THE REQUEST
Would you quote every entry exactly, dropping only the pictures?

MATERIAL FOR THIS EXERCISE
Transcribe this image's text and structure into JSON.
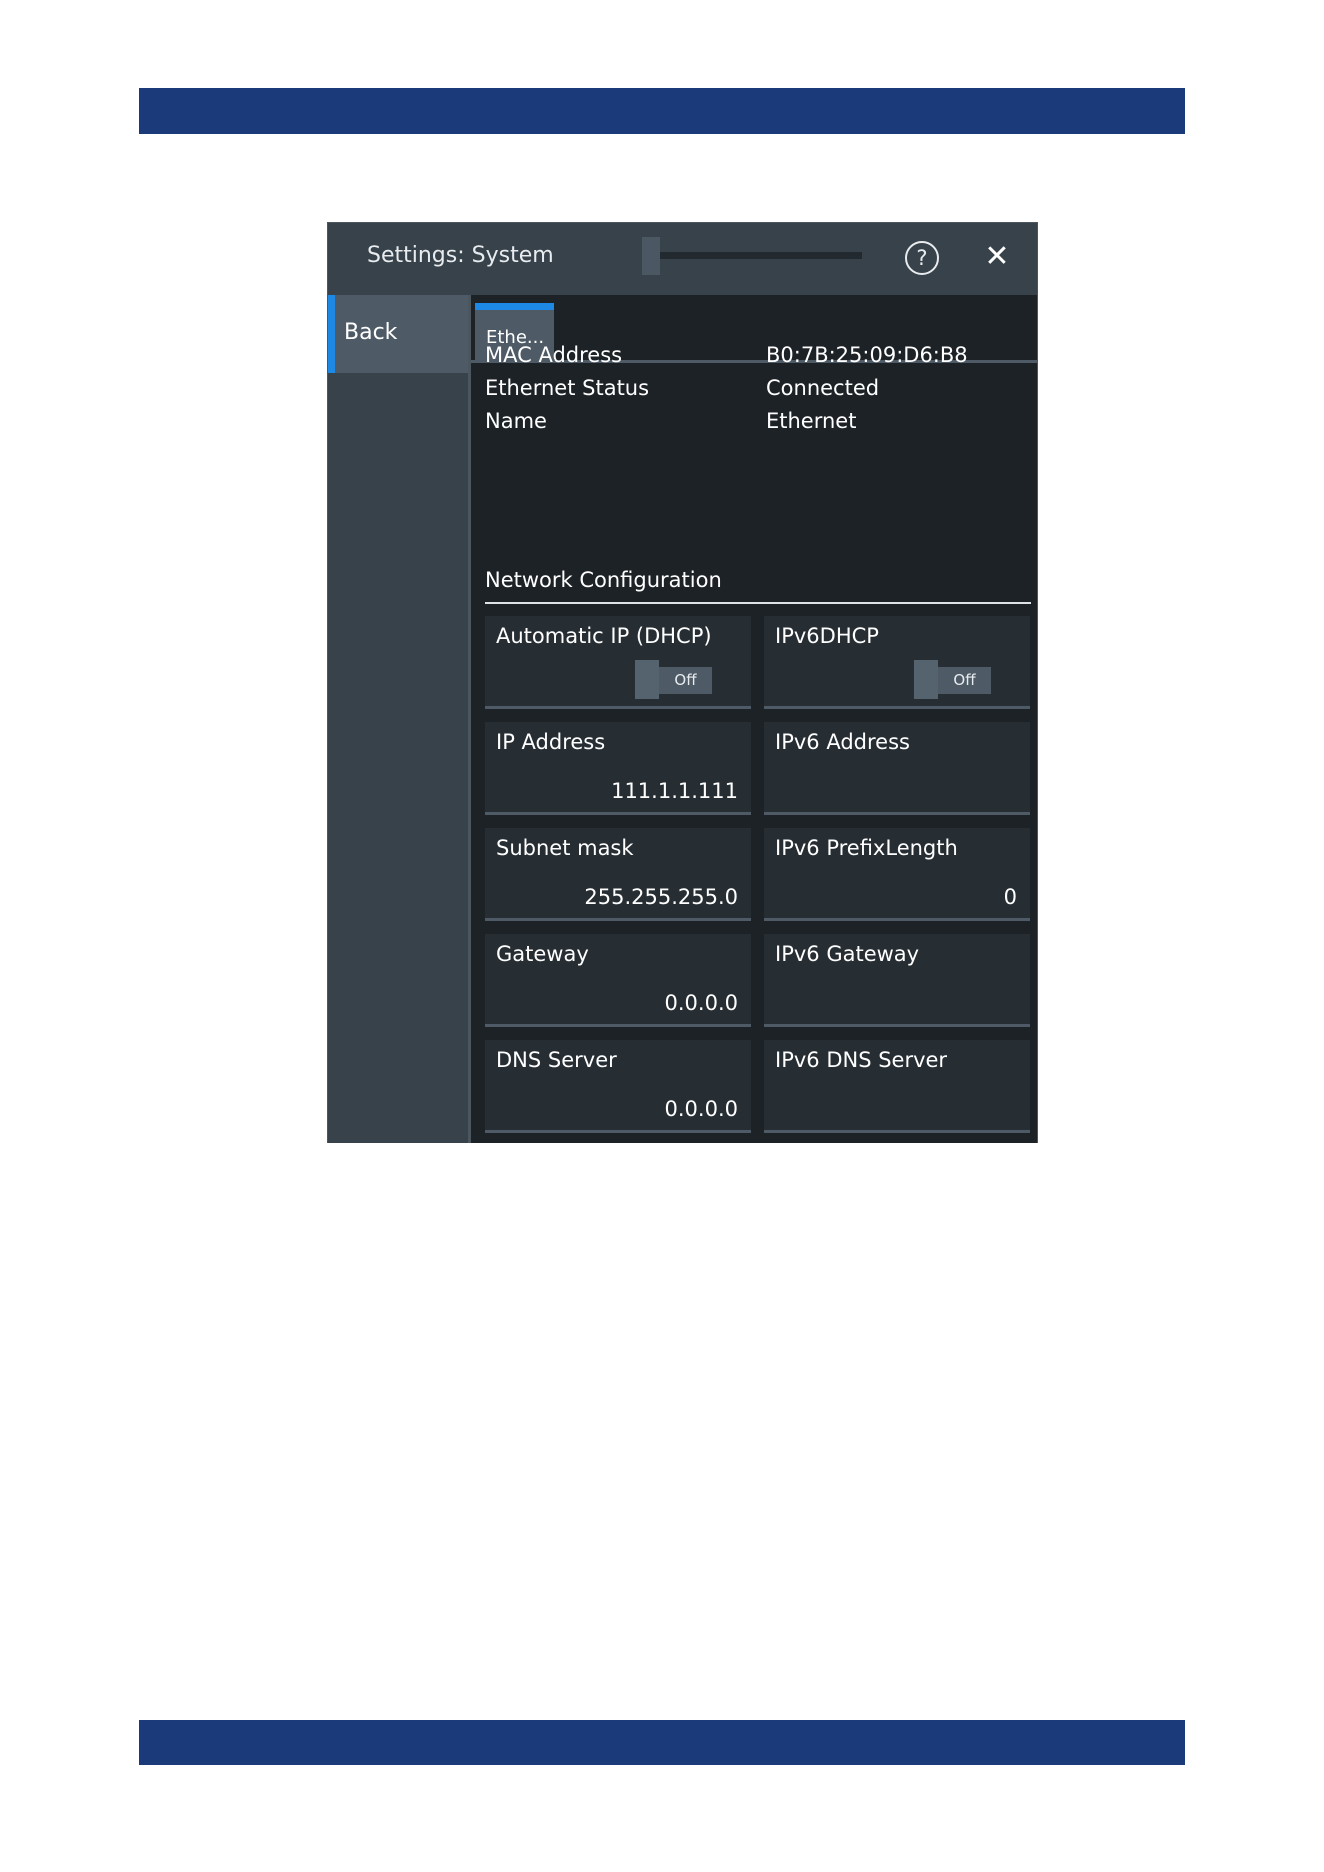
{
  "dialog": {
    "title": "Settings: System",
    "help_glyph": "?",
    "close_glyph": "✕"
  },
  "sidebar": {
    "back_label": "Back"
  },
  "tabs": [
    {
      "label": "Ethe..."
    }
  ],
  "info": {
    "mac_label": "MAC Address",
    "mac_value": "B0:7B:25:09:D6:B8",
    "status_label": "Ethernet Status",
    "status_value": "Connected",
    "name_label": "Name",
    "name_value": "Ethernet"
  },
  "network": {
    "title": "Network Configuration",
    "dhcp": {
      "label": "Automatic IP (DHCP)",
      "state": "Off"
    },
    "ipv6dhcp": {
      "label": "IPv6DHCP",
      "state": "Off"
    },
    "ip_address": {
      "label": "IP Address",
      "value": "111.1.1.111"
    },
    "ipv6_address": {
      "label": "IPv6 Address",
      "value": ""
    },
    "subnet_mask": {
      "label": "Subnet mask",
      "value": "255.255.255.0"
    },
    "ipv6_prefix": {
      "label": "IPv6 PrefixLength",
      "value": "0"
    },
    "gateway": {
      "label": "Gateway",
      "value": "0.0.0.0"
    },
    "ipv6_gateway": {
      "label": "IPv6 Gateway",
      "value": ""
    },
    "dns_server": {
      "label": "DNS Server",
      "value": "0.0.0.0"
    },
    "ipv6_dns": {
      "label": "IPv6 DNS Server",
      "value": ""
    }
  },
  "colors": {
    "header_band": "#1b3a7a",
    "accent": "#1e88e5",
    "panel": "#1d2227",
    "field": "#262e34"
  }
}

REPLY TO THE TASK
Transcribe this image's text and structure into JSON.
{
  "dialog": {
    "title": "Settings: System",
    "help_glyph": "?",
    "close_glyph": "✕"
  },
  "sidebar": {
    "back_label": "Back"
  },
  "tabs": [
    {
      "label": "Ethe..."
    }
  ],
  "info": {
    "mac_label": "MAC Address",
    "mac_value": "B0:7B:25:09:D6:B8",
    "status_label": "Ethernet Status",
    "status_value": "Connected",
    "name_label": "Name",
    "name_value": "Ethernet"
  },
  "network": {
    "title": "Network Configuration",
    "dhcp": {
      "label": "Automatic IP (DHCP)",
      "state": "Off"
    },
    "ipv6dhcp": {
      "label": "IPv6DHCP",
      "state": "Off"
    },
    "ip_address": {
      "label": "IP Address",
      "value": "111.1.1.111"
    },
    "ipv6_address": {
      "label": "IPv6 Address",
      "value": ""
    },
    "subnet_mask": {
      "label": "Subnet mask",
      "value": "255.255.255.0"
    },
    "ipv6_prefix": {
      "label": "IPv6 PrefixLength",
      "value": "0"
    },
    "gateway": {
      "label": "Gateway",
      "value": "0.0.0.0"
    },
    "ipv6_gateway": {
      "label": "IPv6 Gateway",
      "value": ""
    },
    "dns_server": {
      "label": "DNS Server",
      "value": "0.0.0.0"
    },
    "ipv6_dns": {
      "label": "IPv6 DNS Server",
      "value": ""
    }
  },
  "colors": {
    "header_band": "#1b3a7a",
    "accent": "#1e88e5",
    "panel": "#1d2227",
    "field": "#262e34"
  }
}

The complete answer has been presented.